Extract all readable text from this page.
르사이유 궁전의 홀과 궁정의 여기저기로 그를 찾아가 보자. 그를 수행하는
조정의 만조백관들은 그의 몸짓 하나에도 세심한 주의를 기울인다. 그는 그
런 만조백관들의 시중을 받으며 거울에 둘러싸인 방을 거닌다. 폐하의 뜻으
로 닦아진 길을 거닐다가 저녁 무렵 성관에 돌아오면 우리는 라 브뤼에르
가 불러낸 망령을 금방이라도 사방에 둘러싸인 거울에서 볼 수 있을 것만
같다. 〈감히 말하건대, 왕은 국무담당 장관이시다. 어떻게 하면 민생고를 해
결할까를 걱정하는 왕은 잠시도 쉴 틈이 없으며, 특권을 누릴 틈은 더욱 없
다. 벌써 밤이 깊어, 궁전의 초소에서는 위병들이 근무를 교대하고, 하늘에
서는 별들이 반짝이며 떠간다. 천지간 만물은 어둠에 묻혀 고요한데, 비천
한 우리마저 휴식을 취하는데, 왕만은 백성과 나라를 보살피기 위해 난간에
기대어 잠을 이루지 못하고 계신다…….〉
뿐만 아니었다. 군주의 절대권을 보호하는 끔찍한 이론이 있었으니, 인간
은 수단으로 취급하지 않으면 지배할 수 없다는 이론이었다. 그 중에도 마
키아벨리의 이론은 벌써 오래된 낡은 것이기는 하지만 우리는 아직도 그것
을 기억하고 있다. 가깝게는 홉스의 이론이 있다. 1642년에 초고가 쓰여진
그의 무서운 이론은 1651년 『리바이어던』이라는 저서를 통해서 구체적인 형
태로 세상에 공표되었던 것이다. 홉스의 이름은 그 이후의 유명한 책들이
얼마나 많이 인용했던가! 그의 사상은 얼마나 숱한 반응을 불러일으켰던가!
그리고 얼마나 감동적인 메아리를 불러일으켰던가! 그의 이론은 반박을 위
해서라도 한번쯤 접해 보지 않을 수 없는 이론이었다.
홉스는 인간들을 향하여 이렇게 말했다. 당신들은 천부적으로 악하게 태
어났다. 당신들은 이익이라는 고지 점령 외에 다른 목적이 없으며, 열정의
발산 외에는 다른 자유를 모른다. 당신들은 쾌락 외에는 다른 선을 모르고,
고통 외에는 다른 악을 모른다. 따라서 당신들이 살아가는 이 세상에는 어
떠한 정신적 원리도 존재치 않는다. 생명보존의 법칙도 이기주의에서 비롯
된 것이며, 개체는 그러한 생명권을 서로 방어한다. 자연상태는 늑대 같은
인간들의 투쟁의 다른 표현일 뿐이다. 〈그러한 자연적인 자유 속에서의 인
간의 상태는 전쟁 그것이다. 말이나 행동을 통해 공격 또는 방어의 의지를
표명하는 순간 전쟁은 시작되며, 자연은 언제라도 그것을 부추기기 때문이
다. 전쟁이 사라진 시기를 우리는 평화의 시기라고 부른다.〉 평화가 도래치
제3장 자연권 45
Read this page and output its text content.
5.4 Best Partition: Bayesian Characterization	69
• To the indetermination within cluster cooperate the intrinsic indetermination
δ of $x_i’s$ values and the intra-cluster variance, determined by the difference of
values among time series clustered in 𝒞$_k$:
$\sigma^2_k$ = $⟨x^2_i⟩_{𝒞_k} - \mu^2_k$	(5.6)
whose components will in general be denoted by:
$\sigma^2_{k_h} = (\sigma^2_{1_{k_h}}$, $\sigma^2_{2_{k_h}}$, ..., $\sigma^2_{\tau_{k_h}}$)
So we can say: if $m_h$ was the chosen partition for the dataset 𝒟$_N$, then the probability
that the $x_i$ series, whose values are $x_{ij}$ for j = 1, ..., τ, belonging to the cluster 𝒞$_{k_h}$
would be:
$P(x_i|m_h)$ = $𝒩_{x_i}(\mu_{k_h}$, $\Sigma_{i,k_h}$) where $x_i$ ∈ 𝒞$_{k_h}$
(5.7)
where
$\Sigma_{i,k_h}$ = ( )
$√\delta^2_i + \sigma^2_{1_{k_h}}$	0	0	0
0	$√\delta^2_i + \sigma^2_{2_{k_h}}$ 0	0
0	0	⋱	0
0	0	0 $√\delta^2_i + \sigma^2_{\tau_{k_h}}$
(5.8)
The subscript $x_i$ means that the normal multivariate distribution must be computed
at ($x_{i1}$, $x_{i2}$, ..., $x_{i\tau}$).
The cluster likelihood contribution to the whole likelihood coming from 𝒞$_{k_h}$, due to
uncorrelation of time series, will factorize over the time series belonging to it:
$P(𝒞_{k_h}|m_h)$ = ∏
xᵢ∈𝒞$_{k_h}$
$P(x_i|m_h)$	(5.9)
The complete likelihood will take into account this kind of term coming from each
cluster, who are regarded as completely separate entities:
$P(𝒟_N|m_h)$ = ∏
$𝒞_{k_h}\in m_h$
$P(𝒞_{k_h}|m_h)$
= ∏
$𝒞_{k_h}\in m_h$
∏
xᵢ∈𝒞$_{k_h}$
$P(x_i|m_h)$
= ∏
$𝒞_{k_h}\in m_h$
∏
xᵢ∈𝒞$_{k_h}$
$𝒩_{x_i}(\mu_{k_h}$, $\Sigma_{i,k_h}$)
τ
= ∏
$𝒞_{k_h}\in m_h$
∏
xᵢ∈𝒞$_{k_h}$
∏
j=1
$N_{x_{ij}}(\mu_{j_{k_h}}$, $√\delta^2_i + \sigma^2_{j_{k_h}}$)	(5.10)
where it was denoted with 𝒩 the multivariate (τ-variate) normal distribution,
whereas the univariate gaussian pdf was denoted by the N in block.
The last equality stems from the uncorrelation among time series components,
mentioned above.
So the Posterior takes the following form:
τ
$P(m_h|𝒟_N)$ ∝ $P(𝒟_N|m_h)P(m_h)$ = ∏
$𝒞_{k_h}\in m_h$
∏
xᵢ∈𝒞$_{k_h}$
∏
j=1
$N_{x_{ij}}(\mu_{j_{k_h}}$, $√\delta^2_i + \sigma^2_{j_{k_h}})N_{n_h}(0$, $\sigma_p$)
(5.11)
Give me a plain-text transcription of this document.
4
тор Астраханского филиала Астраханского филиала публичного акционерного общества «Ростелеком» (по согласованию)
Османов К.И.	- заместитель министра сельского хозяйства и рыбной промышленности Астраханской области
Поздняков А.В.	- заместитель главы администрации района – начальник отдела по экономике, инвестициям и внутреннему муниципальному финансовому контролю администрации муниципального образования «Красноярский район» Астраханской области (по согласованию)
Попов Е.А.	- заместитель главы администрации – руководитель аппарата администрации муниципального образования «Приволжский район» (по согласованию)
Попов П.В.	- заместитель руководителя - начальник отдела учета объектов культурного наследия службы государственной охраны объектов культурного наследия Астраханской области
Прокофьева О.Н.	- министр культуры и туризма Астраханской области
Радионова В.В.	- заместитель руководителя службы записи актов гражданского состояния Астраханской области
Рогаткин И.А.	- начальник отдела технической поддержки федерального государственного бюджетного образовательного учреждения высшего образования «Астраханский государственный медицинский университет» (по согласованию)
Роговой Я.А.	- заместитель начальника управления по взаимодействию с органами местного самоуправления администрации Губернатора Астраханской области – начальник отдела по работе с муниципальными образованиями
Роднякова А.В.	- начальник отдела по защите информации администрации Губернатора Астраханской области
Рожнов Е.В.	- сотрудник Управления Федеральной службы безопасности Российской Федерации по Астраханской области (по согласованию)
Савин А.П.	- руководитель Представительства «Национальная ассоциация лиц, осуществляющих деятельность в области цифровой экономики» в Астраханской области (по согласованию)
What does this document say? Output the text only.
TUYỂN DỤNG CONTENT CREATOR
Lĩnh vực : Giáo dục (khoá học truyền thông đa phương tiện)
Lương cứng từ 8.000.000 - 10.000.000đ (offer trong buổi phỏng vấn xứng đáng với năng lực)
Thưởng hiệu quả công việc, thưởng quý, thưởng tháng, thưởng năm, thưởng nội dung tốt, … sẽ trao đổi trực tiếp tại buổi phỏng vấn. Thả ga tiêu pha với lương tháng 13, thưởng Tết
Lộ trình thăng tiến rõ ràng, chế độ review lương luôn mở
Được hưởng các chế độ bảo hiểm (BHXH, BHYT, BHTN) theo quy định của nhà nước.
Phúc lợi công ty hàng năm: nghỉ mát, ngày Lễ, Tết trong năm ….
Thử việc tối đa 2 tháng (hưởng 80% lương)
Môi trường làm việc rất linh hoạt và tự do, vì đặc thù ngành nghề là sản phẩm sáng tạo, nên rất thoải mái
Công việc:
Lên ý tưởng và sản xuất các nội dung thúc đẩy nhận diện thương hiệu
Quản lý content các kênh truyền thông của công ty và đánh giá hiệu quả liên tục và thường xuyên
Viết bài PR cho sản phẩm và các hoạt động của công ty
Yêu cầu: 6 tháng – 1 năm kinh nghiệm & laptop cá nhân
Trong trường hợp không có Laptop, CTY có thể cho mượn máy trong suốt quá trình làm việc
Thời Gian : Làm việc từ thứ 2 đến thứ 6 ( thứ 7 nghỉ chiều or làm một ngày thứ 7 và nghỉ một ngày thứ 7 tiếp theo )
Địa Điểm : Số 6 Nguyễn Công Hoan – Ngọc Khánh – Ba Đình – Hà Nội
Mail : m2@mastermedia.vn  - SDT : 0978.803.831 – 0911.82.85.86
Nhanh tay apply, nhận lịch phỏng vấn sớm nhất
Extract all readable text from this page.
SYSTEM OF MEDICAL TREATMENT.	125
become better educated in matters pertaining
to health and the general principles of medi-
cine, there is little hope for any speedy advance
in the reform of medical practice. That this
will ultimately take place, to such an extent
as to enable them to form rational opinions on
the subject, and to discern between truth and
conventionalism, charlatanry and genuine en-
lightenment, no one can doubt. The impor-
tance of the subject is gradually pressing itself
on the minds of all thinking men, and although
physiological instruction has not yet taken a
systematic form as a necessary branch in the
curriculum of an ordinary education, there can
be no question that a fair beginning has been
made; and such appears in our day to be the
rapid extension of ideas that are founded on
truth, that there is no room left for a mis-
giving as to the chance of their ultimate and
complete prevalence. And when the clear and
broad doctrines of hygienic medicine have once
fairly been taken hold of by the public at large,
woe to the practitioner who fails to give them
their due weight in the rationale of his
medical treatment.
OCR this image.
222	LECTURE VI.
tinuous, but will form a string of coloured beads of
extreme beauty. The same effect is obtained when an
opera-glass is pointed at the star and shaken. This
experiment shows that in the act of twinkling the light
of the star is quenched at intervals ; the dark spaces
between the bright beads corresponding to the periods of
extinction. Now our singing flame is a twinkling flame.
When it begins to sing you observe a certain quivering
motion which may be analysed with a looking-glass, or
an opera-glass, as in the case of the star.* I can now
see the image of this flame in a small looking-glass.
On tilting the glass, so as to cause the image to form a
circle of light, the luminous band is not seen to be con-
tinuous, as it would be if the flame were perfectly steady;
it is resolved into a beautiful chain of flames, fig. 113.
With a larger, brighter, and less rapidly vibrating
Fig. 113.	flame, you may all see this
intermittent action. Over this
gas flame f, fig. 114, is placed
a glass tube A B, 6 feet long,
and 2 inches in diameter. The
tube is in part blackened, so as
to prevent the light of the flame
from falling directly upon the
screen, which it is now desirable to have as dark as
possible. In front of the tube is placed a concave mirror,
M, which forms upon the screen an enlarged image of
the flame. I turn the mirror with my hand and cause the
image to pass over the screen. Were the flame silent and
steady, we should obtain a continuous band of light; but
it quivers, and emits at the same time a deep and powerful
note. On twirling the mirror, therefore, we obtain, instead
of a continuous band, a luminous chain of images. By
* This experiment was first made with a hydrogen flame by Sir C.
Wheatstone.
┄┄┄┄┄┄┄┄┄┄
→ Exercise instructions
Go through the listing above and report how many of its lines contain the word "области", with only the number as output.

→ Task response
9